*Text section*
=== Begin Enclosure ===

- Classification: Division I
- Season: 2017–18
- Teams: 10
- Site: Vines Center Lynchburg, Virginia
- Champions: Liberty (17th title)
- Winning coach: Carey Green (14th title)
- MVP: KK Barbour (Liberty)
- Attendance: 4,610

= 2018 Big South Conference women's basketball tournament =

The 2018 Big South women's basketball tournament was the postseason women's basketball tournament for the Big South Conference that took place March 8–11, 2018, at the Vines Center in Lynchburg, Virginia. The first round will be broadcast on the Big South Network and Roku, with all remaining games streamed on ESPN3. Liberty, the winner of the Big South tournament, earned an automatic bid to the NCAA women's tournament.

==Format==
All ten teams were eligible for the tournament. Seeding was determined based on regular season record and a tiebreaker system if necessary. The top six teams received a bye into the second round while the bottom 4 teams played in the first round. The top two teams played the two winners of the first round games.

=== End Enclosure ===

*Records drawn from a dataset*
=== Begin Enclosure ===

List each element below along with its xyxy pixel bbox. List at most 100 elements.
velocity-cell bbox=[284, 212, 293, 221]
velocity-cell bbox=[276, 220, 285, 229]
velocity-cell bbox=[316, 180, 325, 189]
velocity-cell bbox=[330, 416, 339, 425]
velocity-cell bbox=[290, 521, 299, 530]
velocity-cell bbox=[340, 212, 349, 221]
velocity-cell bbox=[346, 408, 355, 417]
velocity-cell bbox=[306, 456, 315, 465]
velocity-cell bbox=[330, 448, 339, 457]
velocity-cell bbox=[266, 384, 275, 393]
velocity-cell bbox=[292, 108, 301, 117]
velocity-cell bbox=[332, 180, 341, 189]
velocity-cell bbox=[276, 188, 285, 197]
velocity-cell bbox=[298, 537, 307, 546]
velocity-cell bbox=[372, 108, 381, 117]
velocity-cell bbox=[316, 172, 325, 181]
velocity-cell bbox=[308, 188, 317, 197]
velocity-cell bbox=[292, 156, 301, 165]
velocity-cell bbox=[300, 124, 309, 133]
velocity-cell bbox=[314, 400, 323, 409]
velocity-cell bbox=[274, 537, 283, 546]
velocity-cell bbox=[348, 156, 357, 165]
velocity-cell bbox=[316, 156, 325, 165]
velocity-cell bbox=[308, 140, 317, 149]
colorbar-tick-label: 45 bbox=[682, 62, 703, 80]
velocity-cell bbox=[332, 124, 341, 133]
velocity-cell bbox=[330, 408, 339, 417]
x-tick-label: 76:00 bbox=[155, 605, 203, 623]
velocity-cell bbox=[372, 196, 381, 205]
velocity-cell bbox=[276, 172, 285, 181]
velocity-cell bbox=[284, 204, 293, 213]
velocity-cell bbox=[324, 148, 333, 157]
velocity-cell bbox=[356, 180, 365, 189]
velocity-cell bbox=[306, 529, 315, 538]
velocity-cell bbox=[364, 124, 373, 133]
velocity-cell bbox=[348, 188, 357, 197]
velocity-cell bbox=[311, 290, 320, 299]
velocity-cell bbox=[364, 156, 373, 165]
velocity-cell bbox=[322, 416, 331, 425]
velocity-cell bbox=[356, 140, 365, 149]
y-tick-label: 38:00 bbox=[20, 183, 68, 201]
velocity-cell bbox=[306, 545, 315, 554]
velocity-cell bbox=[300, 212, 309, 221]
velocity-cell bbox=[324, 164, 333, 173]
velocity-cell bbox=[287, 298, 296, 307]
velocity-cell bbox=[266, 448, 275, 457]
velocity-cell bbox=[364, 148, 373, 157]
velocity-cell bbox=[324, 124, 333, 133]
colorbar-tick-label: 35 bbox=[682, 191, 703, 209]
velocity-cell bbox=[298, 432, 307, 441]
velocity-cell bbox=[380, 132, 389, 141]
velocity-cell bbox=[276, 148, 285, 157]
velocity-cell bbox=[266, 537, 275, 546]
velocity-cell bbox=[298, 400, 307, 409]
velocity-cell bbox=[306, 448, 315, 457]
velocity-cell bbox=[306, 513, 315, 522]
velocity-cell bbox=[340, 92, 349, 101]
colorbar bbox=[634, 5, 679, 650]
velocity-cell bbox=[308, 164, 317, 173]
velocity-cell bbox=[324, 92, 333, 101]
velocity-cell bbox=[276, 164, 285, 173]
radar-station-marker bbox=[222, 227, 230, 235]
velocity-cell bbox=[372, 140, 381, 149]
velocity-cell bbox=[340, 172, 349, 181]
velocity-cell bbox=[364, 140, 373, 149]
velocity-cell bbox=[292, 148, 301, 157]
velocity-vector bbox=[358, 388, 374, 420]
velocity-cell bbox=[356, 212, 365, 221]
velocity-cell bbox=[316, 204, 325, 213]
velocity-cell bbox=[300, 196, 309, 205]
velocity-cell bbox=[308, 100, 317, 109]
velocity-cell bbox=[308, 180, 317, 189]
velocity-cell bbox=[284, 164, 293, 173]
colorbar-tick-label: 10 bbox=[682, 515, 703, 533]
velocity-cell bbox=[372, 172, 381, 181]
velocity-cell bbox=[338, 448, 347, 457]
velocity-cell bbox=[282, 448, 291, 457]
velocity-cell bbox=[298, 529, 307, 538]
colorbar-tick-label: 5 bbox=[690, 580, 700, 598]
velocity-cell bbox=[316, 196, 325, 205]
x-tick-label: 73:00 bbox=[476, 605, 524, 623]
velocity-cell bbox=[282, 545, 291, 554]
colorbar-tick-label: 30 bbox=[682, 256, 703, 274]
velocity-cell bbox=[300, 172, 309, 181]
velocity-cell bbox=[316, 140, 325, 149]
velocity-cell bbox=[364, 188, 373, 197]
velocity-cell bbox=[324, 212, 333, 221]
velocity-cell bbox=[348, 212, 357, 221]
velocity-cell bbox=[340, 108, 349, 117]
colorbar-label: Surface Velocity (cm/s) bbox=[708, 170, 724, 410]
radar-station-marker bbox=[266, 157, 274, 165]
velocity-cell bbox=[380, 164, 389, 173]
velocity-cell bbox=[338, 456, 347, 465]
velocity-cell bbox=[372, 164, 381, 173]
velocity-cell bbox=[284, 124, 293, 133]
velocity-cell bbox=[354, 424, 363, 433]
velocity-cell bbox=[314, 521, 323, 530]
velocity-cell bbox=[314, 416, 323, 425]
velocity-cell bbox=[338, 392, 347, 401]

=== End Enclosure ===

Repeat the text on the 2018 Big South Conference women's basketball tournament, between "- MVP: KK Barbour" and "NCAA women's tournament.", inclusive.

*Response*
- MVP: KK Barbour (Liberty)
- Attendance: 4,610

= 2018 Big South Conference women's basketball tournament =

The 2018 Big South women's basketball tournament was the postseason women's basketball tournament for the Big South Conference that took place March 8–11, 2018, at the Vines Center in Lynchburg, Virginia. The first round will be broadcast on the Big South Network and Roku, with all remaining games streamed on ESPN3. Liberty, the winner of the Big South tournament, earned an automatic bid to the NCAA women's tournament.